Exercise prompt: Scan the data below for the string "który". Copy every line where it appears.

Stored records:
** start **
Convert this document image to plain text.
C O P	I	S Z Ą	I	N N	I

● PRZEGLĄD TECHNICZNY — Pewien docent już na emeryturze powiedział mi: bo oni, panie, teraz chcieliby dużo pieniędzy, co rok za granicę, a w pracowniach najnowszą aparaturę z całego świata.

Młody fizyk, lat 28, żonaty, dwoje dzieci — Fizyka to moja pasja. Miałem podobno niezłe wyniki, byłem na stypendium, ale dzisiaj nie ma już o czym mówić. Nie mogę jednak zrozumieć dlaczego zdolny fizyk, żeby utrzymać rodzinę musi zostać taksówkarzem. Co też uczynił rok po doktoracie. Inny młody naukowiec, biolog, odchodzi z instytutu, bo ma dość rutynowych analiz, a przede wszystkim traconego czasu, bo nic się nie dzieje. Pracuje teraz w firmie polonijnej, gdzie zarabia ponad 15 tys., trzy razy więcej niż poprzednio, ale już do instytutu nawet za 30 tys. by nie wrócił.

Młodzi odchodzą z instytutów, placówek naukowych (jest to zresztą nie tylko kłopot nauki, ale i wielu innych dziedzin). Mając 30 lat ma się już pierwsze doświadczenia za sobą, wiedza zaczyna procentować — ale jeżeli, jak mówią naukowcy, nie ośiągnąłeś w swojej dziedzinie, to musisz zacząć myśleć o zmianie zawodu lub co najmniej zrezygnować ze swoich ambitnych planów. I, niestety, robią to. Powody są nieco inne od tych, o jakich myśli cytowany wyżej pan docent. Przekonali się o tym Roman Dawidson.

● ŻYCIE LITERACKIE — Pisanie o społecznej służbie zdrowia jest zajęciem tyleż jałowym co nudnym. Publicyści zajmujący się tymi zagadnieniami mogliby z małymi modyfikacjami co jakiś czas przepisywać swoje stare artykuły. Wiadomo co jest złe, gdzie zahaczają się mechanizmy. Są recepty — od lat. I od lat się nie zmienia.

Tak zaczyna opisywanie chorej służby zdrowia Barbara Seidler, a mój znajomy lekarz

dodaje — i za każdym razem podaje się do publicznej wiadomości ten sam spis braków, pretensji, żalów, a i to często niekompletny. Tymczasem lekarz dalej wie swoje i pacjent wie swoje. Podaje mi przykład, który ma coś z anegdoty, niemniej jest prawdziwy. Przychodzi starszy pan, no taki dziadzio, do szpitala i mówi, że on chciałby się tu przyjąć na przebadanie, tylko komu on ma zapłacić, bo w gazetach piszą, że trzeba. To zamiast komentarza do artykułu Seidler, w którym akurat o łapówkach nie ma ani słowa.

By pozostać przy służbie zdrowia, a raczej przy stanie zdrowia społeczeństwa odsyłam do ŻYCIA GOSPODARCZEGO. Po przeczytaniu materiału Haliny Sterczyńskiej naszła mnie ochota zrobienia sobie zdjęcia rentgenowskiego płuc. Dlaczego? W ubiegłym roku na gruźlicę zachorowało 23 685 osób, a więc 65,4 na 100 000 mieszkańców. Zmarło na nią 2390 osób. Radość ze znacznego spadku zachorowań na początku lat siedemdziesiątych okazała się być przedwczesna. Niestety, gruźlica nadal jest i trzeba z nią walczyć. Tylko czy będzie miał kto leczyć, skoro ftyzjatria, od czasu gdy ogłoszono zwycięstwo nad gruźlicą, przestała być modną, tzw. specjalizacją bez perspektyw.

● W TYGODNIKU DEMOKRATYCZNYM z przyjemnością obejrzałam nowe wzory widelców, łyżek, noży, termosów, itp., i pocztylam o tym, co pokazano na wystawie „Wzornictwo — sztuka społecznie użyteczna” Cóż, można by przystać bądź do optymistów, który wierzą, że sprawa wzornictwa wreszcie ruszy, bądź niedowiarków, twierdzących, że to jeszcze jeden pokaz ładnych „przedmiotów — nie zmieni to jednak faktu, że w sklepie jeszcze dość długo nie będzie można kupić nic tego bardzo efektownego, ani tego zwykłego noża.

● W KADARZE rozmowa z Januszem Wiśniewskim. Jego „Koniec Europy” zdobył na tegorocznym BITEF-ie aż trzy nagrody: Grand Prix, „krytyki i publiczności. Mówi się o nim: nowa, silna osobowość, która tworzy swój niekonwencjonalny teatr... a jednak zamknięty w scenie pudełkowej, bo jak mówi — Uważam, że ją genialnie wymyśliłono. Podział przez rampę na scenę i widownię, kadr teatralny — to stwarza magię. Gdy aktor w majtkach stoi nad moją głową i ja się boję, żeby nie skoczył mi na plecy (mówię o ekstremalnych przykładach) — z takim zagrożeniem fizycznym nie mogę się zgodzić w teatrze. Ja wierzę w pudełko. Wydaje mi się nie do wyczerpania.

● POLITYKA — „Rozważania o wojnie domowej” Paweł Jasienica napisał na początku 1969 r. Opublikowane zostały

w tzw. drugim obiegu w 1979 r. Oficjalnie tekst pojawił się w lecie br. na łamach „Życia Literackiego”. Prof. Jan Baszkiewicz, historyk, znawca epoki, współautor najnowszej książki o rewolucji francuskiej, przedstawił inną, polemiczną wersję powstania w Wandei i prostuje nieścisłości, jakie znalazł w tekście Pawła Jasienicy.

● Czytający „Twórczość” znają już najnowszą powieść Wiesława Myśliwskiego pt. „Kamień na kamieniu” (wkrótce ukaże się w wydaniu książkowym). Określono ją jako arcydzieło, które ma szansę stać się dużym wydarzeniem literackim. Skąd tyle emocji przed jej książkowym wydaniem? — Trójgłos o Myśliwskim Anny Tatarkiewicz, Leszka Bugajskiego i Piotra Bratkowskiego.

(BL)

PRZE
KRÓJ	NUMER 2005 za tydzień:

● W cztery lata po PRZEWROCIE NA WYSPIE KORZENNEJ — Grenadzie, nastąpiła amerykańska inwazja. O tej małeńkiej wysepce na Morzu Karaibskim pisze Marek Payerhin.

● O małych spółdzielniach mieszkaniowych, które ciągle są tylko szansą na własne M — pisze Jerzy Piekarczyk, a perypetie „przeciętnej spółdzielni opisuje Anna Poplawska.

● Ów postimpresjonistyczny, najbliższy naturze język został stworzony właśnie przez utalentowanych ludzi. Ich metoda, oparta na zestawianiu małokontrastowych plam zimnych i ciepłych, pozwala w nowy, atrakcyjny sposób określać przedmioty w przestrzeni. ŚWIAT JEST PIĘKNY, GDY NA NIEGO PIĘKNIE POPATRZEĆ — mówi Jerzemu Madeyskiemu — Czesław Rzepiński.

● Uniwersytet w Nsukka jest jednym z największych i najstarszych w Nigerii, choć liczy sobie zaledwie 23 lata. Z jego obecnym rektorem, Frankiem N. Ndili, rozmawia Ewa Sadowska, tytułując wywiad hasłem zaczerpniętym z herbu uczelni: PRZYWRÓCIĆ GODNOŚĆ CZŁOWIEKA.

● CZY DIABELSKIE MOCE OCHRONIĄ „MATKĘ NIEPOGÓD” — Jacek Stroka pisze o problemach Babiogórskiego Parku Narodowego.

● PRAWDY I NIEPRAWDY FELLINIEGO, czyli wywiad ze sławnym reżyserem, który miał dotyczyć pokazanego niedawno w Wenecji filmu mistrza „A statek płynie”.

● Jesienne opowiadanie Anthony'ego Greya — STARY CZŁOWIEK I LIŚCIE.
** end **
Task answer:
dodaje — i za każdym razem podaje się do publicznej wiadomości ten sam spis braków, pretensji, żalów, a i to często niekompletny. Tymczasem lekarz dalej wie swoje i pacjent wie swoje. Podaje mi przykład, który ma coś z anegdoty, niemniej jest prawdziwy. Przychodzi starszy pan, no taki dziadzio, do szpitala i mówi, że on chciałby się tu przyjąć na przebadanie, tylko komu on ma zapłacić, bo w gazetach piszą, że trzeba. To zamiast komentarza do artykułu Seidler, w którym akurat o łapówkach nie ma ani słowa.
● W TYGODNIKU DEMOKRATYCZNYM z przyjemnością obejrzałam nowe wzory widelców, łyżek, noży, termosów, itp., i pocztylam o tym, co pokazano na wystawie „Wzornictwo — sztuka społecznie użyteczna” Cóż, można by przystać bądź do optymistów, który wierzą, że sprawa wzornictwa wreszcie ruszy, bądź niedowiarków, twierdzących, że to jeszcze jeden pokaz ładnych „przedmiotów — nie zmieni to jednak faktu, że w sklepie jeszcze dość długo nie będzie można kupić nic tego bardzo efektownego, ani tego zwykłego noża.
● PRAWDY I NIEPRAWDY FELLINIEGO, czyli wywiad ze sławnym reżyserem, który miał dotyczyć pokazanego niedawno w Wenecji filmu mistrza „A statek płynie”.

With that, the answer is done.